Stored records
______

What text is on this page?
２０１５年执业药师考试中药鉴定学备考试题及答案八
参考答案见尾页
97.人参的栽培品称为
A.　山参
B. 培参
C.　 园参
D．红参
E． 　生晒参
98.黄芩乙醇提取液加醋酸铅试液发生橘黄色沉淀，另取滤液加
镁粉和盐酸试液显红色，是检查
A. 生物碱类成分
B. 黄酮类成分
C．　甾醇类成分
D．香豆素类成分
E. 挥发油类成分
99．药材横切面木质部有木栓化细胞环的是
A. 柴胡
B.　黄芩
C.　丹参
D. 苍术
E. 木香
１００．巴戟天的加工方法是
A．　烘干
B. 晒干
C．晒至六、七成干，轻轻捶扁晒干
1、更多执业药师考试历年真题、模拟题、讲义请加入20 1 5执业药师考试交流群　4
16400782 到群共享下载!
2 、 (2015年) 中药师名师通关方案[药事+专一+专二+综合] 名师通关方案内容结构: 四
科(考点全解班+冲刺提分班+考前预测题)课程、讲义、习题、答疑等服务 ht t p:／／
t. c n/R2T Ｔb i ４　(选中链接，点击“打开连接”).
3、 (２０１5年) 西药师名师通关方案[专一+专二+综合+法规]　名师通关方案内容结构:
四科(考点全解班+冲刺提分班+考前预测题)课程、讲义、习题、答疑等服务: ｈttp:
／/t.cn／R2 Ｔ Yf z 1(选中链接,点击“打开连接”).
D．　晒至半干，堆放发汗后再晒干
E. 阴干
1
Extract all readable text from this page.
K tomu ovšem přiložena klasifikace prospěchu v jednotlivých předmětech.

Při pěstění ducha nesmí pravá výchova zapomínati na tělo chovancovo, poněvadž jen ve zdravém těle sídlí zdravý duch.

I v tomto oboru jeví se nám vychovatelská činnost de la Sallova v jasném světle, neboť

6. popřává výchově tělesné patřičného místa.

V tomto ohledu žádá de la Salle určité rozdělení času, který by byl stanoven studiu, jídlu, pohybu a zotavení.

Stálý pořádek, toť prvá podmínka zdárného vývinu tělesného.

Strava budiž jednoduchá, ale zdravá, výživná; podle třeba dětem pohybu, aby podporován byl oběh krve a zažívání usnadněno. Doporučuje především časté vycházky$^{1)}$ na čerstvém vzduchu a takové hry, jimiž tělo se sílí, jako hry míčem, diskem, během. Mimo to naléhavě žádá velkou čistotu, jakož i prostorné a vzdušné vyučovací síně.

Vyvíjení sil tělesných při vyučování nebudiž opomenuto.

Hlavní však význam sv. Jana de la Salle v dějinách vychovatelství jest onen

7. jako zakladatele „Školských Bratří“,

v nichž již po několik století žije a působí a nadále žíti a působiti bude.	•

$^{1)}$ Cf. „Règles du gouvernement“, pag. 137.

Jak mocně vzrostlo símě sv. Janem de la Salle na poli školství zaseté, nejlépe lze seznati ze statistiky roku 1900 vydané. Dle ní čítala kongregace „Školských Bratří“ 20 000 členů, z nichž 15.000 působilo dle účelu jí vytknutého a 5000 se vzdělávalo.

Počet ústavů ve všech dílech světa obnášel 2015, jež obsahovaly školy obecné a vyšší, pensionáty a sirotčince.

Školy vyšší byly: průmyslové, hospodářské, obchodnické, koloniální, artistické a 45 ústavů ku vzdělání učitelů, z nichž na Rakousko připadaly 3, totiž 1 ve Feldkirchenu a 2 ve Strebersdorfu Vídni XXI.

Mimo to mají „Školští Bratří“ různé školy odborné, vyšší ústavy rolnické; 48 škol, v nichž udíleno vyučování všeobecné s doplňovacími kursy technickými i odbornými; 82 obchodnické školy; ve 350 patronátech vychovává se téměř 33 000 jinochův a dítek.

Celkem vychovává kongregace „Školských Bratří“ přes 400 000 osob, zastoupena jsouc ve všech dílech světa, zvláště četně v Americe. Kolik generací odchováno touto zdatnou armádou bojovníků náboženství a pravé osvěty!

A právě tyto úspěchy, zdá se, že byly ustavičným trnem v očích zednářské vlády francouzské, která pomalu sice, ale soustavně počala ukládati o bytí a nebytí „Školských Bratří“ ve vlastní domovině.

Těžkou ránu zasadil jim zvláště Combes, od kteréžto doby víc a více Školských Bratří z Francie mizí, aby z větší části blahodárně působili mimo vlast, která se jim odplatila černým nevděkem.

______

**What the task asks:**
Copy out each line of the records that holds the string "名师通关方案内容结构".

**Written reply:**
2 、 (2015年) 中药师名师通关方案[药事+专一+专二+综合] 名师通关方案内容结构: 四
3、 (２０１5年) 西药师名师通关方案[专一+专二+综合+法规]　名师通关方案内容结构:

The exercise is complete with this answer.